### What is required:
Your task is to transcribe all of the data below exactly, omitting the images.

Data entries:
+++

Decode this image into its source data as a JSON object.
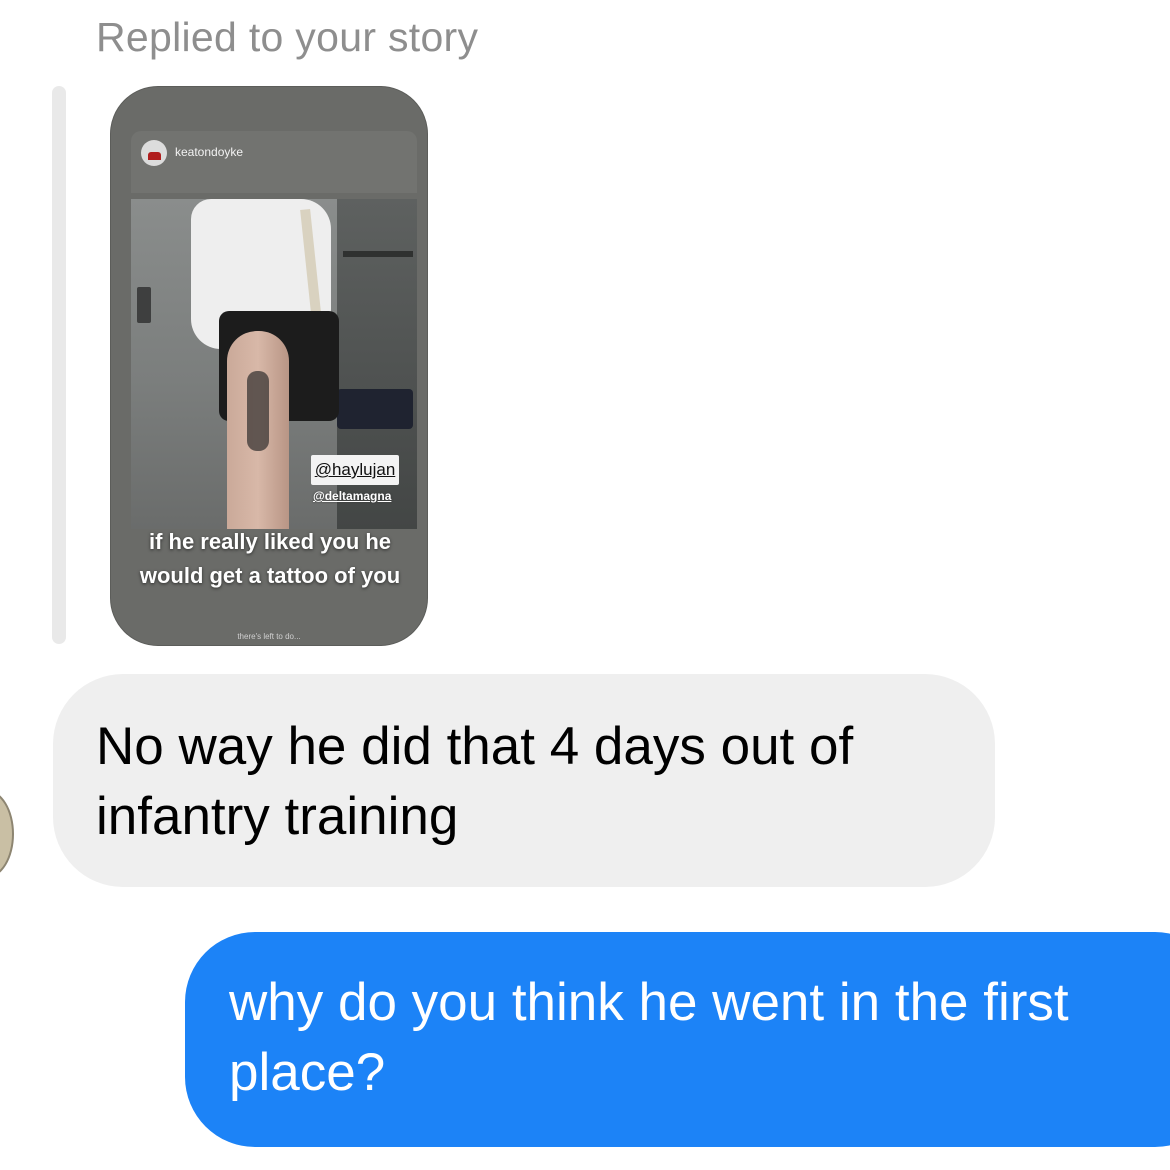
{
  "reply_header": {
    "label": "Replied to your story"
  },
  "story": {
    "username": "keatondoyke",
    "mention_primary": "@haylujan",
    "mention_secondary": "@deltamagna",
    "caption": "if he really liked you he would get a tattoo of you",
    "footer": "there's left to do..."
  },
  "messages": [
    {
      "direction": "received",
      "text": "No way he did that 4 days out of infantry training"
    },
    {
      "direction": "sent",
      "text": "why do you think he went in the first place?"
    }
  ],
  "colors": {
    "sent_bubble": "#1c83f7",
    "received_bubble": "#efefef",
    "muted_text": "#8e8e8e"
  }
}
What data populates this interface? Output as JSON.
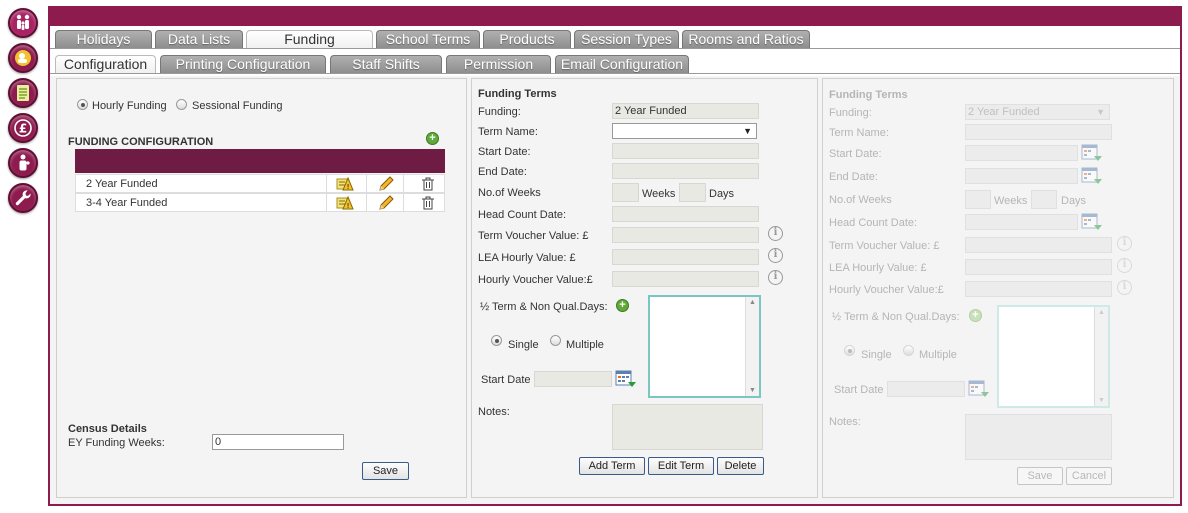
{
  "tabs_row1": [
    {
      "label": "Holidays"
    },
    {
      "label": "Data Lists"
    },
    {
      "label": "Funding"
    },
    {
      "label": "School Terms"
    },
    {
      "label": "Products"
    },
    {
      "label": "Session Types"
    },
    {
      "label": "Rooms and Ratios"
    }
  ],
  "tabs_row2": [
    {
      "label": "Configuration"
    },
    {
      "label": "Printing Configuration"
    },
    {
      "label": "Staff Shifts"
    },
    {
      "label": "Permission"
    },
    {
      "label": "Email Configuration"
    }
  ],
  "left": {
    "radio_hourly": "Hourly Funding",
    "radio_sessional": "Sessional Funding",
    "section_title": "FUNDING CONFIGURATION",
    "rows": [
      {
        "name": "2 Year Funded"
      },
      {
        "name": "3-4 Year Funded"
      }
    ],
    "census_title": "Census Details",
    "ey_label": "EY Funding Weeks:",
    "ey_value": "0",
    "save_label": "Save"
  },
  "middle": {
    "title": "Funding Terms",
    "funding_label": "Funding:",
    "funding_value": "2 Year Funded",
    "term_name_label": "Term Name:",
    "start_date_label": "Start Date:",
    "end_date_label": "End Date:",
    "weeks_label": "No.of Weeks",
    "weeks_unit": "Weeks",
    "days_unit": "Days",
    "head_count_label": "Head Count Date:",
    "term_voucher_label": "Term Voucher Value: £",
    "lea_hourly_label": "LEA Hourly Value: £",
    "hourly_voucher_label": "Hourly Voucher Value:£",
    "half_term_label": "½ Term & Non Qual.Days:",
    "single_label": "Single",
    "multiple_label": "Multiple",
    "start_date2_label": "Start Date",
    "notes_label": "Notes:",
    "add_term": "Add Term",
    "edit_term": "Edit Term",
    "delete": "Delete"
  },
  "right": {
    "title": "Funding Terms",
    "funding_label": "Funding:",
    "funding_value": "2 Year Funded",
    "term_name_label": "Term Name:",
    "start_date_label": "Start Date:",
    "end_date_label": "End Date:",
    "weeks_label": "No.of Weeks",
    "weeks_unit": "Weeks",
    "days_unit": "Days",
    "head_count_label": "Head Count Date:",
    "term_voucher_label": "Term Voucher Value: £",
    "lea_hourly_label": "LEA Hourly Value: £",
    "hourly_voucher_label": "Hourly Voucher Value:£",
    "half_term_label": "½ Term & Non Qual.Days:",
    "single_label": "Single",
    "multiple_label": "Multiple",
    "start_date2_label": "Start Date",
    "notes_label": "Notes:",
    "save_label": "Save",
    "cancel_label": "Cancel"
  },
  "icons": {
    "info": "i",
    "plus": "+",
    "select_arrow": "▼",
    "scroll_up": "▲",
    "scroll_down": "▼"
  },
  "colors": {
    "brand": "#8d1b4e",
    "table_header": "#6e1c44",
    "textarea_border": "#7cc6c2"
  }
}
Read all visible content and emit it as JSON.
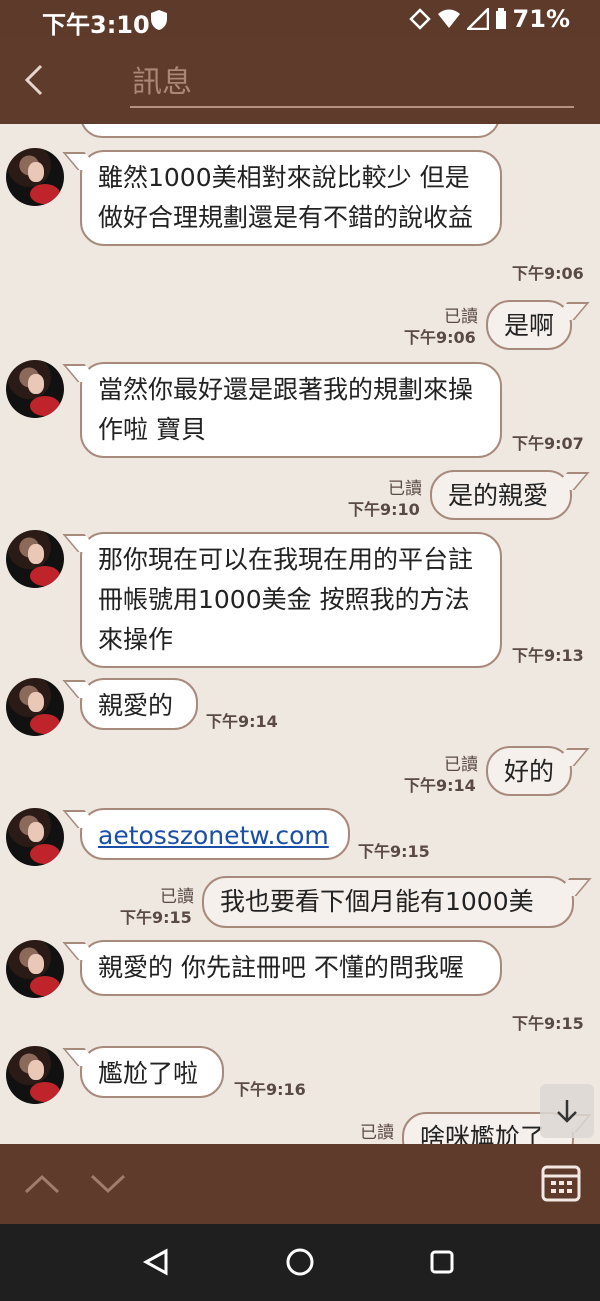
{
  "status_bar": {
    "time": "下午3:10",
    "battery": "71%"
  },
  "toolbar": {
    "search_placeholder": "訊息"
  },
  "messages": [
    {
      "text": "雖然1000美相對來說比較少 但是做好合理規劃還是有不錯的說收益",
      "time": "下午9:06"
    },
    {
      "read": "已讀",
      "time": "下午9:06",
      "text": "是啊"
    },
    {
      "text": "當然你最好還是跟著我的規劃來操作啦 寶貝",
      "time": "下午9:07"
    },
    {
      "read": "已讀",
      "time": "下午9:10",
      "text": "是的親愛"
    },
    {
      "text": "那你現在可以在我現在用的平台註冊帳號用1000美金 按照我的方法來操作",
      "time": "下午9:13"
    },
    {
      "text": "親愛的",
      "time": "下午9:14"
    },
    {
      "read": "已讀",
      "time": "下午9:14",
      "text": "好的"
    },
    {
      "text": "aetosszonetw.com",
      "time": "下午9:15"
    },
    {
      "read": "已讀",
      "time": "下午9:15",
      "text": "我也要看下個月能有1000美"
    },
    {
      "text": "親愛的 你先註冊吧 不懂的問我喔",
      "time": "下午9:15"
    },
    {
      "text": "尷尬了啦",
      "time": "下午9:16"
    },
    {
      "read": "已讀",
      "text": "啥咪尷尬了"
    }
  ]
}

+++

### Complete response:
Decode this image into its source data as a JSON object.
{
  "reply_header": {
    "label": "Replied to your story"
  },
  "story": {
    "username": "keatondoyke",
    "mention_primary": "@haylujan",
    "mention_secondary": "@deltamagna",
    "caption": "if he really liked you he would get a tattoo of you",
    "footer": "there's left to do..."
  },
  "messages": [
    {
      "direction": "received",
      "text": "No way he did that 4 days out of infantry training"
    },
    {
      "direction": "sent",
      "text": "why do you think he went in the first place?"
    }
  ],
  "colors": {
    "sent_bubble": "#1c83f7",
    "received_bubble": "#efefef",
    "muted_text": "#8e8e8e"
  }
}
What data populates this interface? Output as JSON.
{
  "tabs_row1": [
    {
      "label": "Holidays"
    },
    {
      "label": "Data Lists"
    },
    {
      "label": "Funding"
    },
    {
      "label": "School Terms"
    },
    {
      "label": "Products"
    },
    {
      "label": "Session Types"
    },
    {
      "label": "Rooms and Ratios"
    }
  ],
  "tabs_row2": [
    {
      "label": "Configuration"
    },
    {
      "label": "Printing Configuration"
    },
    {
      "label": "Staff Shifts"
    },
    {
      "label": "Permission"
    },
    {
      "label": "Email Configuration"
    }
  ],
  "left": {
    "radio_hourly": "Hourly Funding",
    "radio_sessional": "Sessional Funding",
    "section_title": "FUNDING CONFIGURATION",
    "rows": [
      {
        "name": "2 Year Funded"
      },
      {
        "name": "3-4 Year Funded"
      }
    ],
    "census_title": "Census Details",
    "ey_label": "EY Funding Weeks:",
    "ey_value": "0",
    "save_label": "Save"
  },
  "middle": {
    "title": "Funding Terms",
    "funding_label": "Funding:",
    "funding_value": "2 Year Funded",
    "term_name_label": "Term Name:",
    "start_date_label": "Start Date:",
    "end_date_label": "End Date:",
    "weeks_label": "No.of Weeks",
    "weeks_unit": "Weeks",
    "days_unit": "Days",
    "head_count_label": "Head Count Date:",
    "term_voucher_label": "Term Voucher Value: £",
    "lea_hourly_label": "LEA Hourly Value: £",
    "hourly_voucher_label": "Hourly Voucher Value:£",
    "half_term_label": "½ Term & Non Qual.Days:",
    "single_label": "Single",
    "multiple_label": "Multiple",
    "start_date2_label": "Start Date",
    "notes_label": "Notes:",
    "add_term": "Add Term",
    "edit_term": "Edit Term",
    "delete": "Delete"
  },
  "right": {
    "title": "Funding Terms",
    "funding_label": "Funding:",
    "funding_value": "2 Year Funded",
    "term_name_label": "Term Name:",
    "start_date_label": "Start Date:",
    "end_date_label": "End Date:",
    "weeks_label": "No.of Weeks",
    "weeks_unit": "Weeks",
    "days_unit": "Days",
    "head_count_label": "Head Count Date:",
    "term_voucher_label": "Term Voucher Value: £",
    "lea_hourly_label": "LEA Hourly Value: £",
    "hourly_voucher_label": "Hourly Voucher Value:£",
    "half_term_label": "½ Term & Non Qual.Days:",
    "single_label": "Single",
    "multiple_label": "Multiple",
    "start_date2_label": "Start Date",
    "notes_label": "Notes:",
    "save_label": "Save",
    "cancel_label": "Cancel"
  },
  "icons": {
    "info": "i",
    "plus": "+",
    "select_arrow": "▼",
    "scroll_up": "▲",
    "scroll_down": "▼"
  },
  "colors": {
    "brand": "#8d1b4e",
    "table_header": "#6e1c44",
    "textarea_border": "#7cc6c2"
  }
}
Read all visible content and emit it as JSON.
{
  "status_bar": {
    "time": "下午3:10",
    "battery": "71%"
  },
  "toolbar": {
    "search_placeholder": "訊息"
  },
  "messages": [
    {
      "text": "雖然1000美相對來說比較少 但是做好合理規劃還是有不錯的說收益",
      "time": "下午9:06"
    },
    {
      "read": "已讀",
      "time": "下午9:06",
      "text": "是啊"
    },
    {
      "text": "當然你最好還是跟著我的規劃來操作啦 寶貝",
      "time": "下午9:07"
    },
    {
      "read": "已讀",
      "time": "下午9:10",
      "text": "是的親愛"
    },
    {
      "text": "那你現在可以在我現在用的平台註冊帳號用1000美金 按照我的方法來操作",
      "time": "下午9:13"
    },
    {
      "text": "親愛的",
      "time": "下午9:14"
    },
    {
      "read": "已讀",
      "time": "下午9:14",
      "text": "好的"
    },
    {
      "text": "aetosszonetw.com",
      "time": "下午9:15"
    },
    {
      "read": "已讀",
      "time": "下午9:15",
      "text": "我也要看下個月能有1000美"
    },
    {
      "text": "親愛的 你先註冊吧 不懂的問我喔",
      "time": "下午9:15"
    },
    {
      "text": "尷尬了啦",
      "time": "下午9:16"
    },
    {
      "read": "已讀",
      "text": "啥咪尷尬了"
    }
  ]
}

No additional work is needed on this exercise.